A block of data
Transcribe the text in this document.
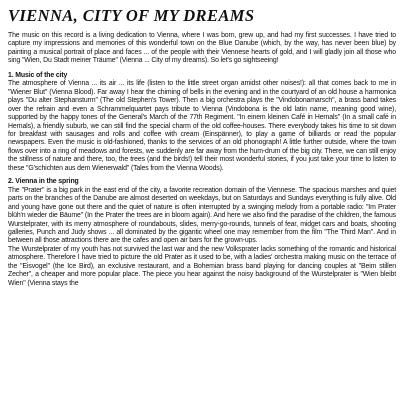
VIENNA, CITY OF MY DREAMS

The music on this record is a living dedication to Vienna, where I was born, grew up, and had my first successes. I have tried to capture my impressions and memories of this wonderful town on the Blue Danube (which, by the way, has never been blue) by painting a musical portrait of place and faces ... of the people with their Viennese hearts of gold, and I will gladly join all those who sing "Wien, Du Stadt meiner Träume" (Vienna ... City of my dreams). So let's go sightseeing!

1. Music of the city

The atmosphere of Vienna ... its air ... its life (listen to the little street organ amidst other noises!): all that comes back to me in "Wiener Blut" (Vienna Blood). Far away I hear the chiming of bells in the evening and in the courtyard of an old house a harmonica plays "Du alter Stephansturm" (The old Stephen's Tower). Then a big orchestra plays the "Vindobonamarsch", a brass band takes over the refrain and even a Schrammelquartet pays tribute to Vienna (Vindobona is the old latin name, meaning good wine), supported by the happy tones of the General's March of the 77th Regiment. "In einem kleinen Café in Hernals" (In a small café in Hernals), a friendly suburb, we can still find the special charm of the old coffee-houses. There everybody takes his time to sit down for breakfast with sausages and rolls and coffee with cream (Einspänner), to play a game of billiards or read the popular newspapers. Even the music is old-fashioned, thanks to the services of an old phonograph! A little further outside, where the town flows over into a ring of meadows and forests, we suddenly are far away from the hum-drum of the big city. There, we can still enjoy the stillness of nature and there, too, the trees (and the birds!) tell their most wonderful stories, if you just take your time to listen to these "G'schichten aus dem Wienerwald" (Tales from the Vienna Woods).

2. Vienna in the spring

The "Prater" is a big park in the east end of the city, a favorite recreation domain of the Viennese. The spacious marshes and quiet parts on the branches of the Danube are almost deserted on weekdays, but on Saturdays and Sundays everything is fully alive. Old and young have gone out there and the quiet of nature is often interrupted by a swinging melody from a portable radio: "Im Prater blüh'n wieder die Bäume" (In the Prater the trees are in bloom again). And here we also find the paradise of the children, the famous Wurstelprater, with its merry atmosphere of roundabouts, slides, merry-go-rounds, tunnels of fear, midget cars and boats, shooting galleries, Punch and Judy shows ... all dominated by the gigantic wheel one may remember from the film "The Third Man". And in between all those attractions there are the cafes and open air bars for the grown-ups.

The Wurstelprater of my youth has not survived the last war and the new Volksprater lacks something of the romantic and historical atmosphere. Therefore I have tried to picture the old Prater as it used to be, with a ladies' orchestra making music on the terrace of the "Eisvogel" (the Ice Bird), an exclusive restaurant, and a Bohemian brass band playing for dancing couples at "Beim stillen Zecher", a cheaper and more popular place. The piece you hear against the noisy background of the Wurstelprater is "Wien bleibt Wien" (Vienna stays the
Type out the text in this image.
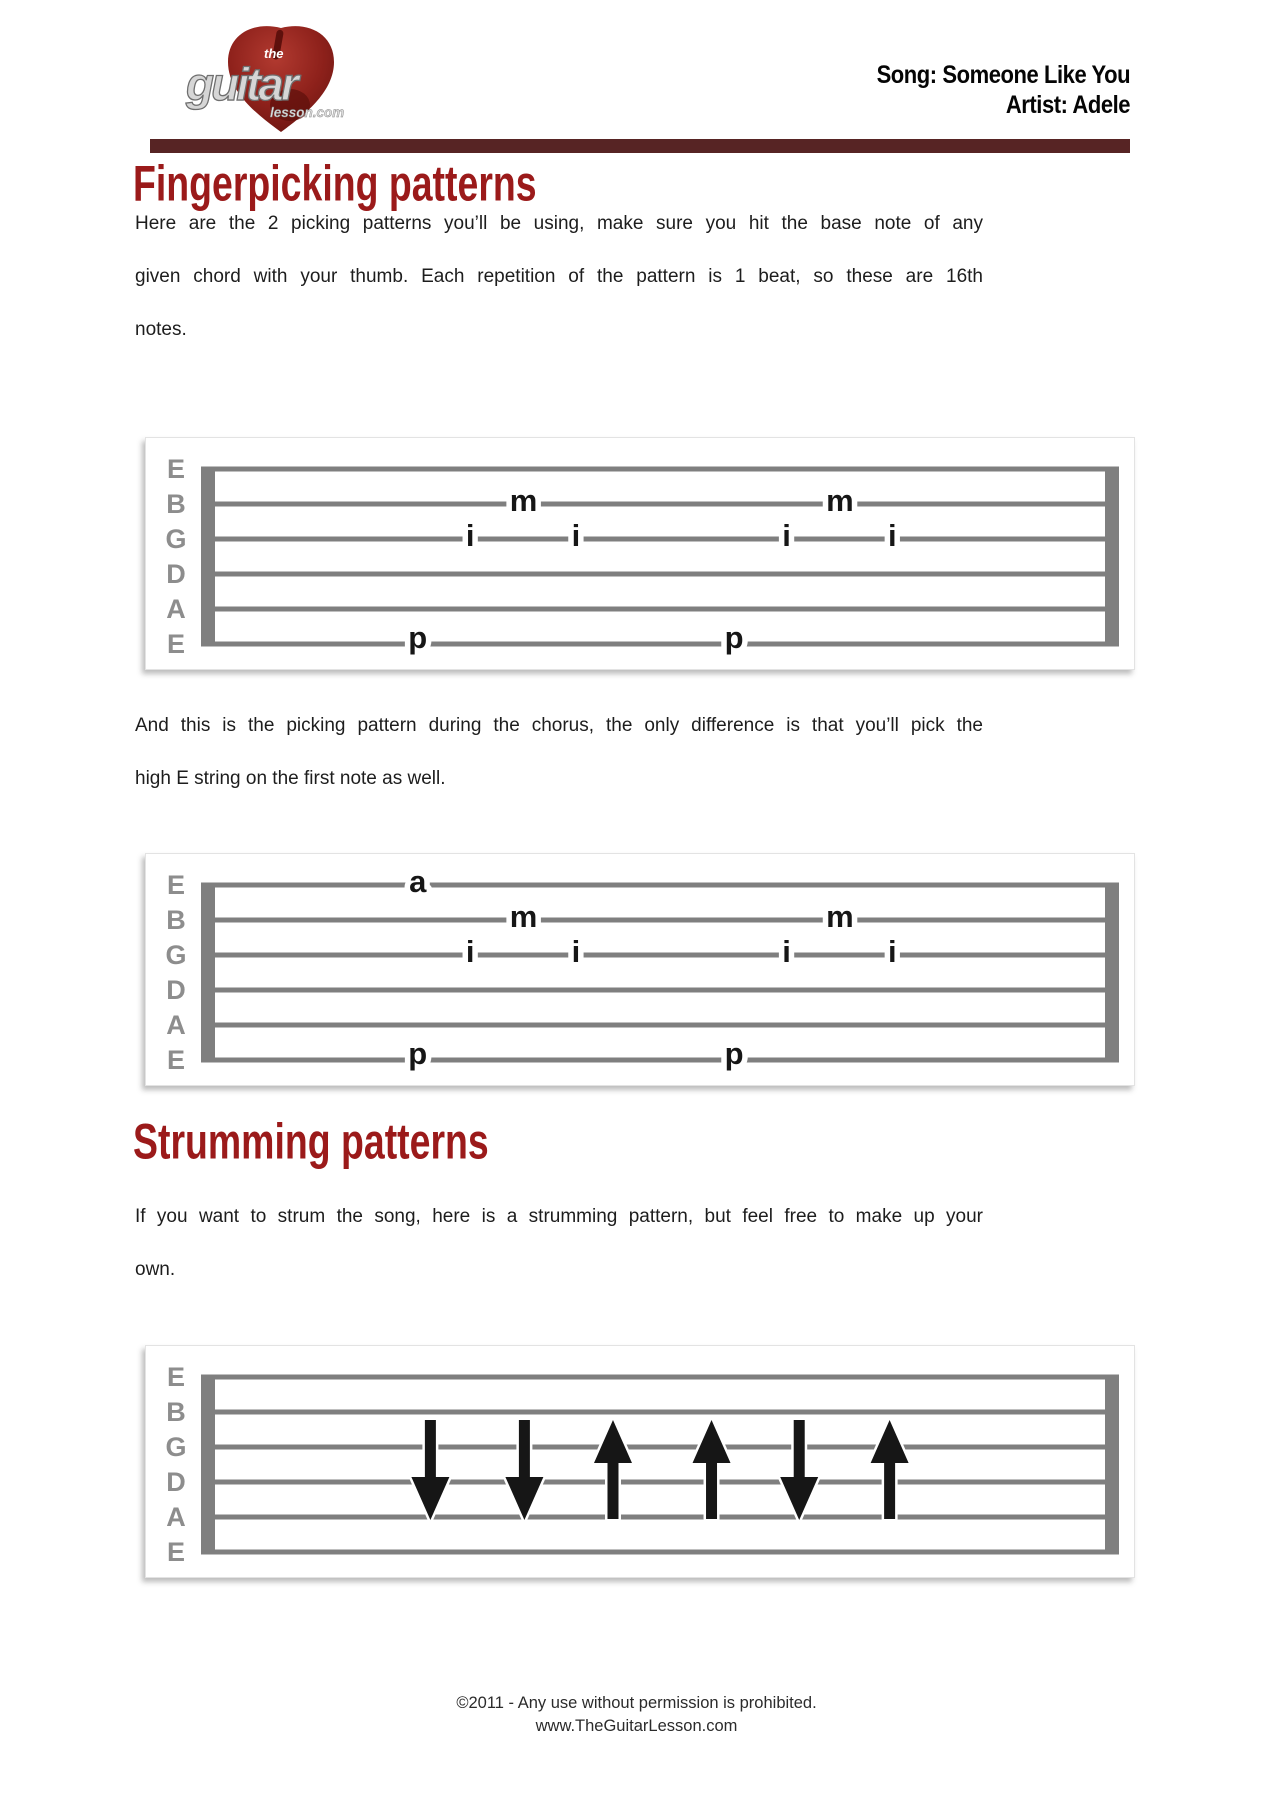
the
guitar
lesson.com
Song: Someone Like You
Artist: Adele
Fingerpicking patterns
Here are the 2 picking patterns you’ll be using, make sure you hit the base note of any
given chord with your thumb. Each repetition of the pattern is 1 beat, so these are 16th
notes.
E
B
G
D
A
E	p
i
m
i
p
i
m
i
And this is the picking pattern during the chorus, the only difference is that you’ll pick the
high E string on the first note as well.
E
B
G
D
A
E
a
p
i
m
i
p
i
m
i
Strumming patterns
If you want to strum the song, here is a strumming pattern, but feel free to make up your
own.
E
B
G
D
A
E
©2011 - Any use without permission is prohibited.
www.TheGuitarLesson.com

Objective » Reproduce the data above in full, exactly as it is, with the pictures left out.

Answer for this exercise »
Transcribe the text in this document.
VIENNA, CITY OF MY DREAMS

The music on this record is a living dedication to Vienna, where I was born, grew up, and had my first successes. I have tried to capture my impressions and memories of this wonderful town on the Blue Danube (which, by the way, has never been blue) by painting a musical portrait of place and faces ... of the people with their Viennese hearts of gold, and I will gladly join all those who sing "Wien, Du Stadt meiner Träume" (Vienna ... City of my dreams). So let's go sightseeing!

1. Music of the city

The atmosphere of Vienna ... its air ... its life (listen to the little street organ amidst other noises!): all that comes back to me in "Wiener Blut" (Vienna Blood). Far away I hear the chiming of bells in the evening and in the courtyard of an old house a harmonica plays "Du alter Stephansturm" (The old Stephen's Tower). Then a big orchestra plays the "Vindobonamarsch", a brass band takes over the refrain and even a Schrammelquartet pays tribute to Vienna (Vindobona is the old latin name, meaning good wine), supported by the happy tones of the General's March of the 77th Regiment. "In einem kleinen Café in Hernals" (In a small café in Hernals), a friendly suburb, we can still find the special charm of the old coffee-houses. There everybody takes his time to sit down for breakfast with sausages and rolls and coffee with cream (Einspänner), to play a game of billiards or read the popular newspapers. Even the music is old-fashioned, thanks to the services of an old phonograph! A little further outside, where the town flows over into a ring of meadows and forests, we suddenly are far away from the hum-drum of the big city. There, we can still enjoy the stillness of nature and there, too, the trees (and the birds!) tell their most wonderful stories, if you just take your time to listen to these "G'schichten aus dem Wienerwald" (Tales from the Vienna Woods).

2. Vienna in the spring

The "Prater" is a big park in the east end of the city, a favorite recreation domain of the Viennese. The spacious marshes and quiet parts on the branches of the Danube are almost deserted on weekdays, but on Saturdays and Sundays everything is fully alive. Old and young have gone out there and the quiet of nature is often interrupted by a swinging melody from a portable radio: "Im Prater blüh'n wieder die Bäume" (In the Prater the trees are in bloom again). And here we also find the paradise of the children, the famous Wurstelprater, with its merry atmosphere of roundabouts, slides, merry-go-rounds, tunnels of fear, midget cars and boats, shooting galleries, Punch and Judy shows ... all dominated by the gigantic wheel one may remember from the film "The Third Man". And in between all those attractions there are the cafes and open air bars for the grown-ups.

The Wurstelprater of my youth has not survived the last war and the new Volksprater lacks something of the romantic and historical atmosphere. Therefore I have tried to picture the old Prater as it used to be, with a ladies' orchestra making music on the terrace of the "Eisvogel" (the Ice Bird), an exclusive restaurant, and a Bohemian brass band playing for dancing couples at "Beim stillen Zecher", a cheaper and more popular place. The piece you hear against the noisy background of the Wurstelprater is "Wien bleibt Wien" (Vienna stays the
Type out the text in this image.
the
guitar
lesson.com
Song: Someone Like You
Artist: Adele
Fingerpicking patterns
Here are the 2 picking patterns you’ll be using, make sure you hit the base note of any
given chord with your thumb. Each repetition of the pattern is 1 beat, so these are 16th
notes.
E
B
G
D
A
E	p
i
m
i
p
i
m
i
And this is the picking pattern during the chorus, the only difference is that you’ll pick the
high E string on the first note as well.
E
B
G
D
A
E
a
p
i
m
i
p
i
m
i
Strumming patterns
If you want to strum the song, here is a strumming pattern, but feel free to make up your
own.
E
B
G
D
A
E
©2011 - Any use without permission is prohibited.
www.TheGuitarLesson.com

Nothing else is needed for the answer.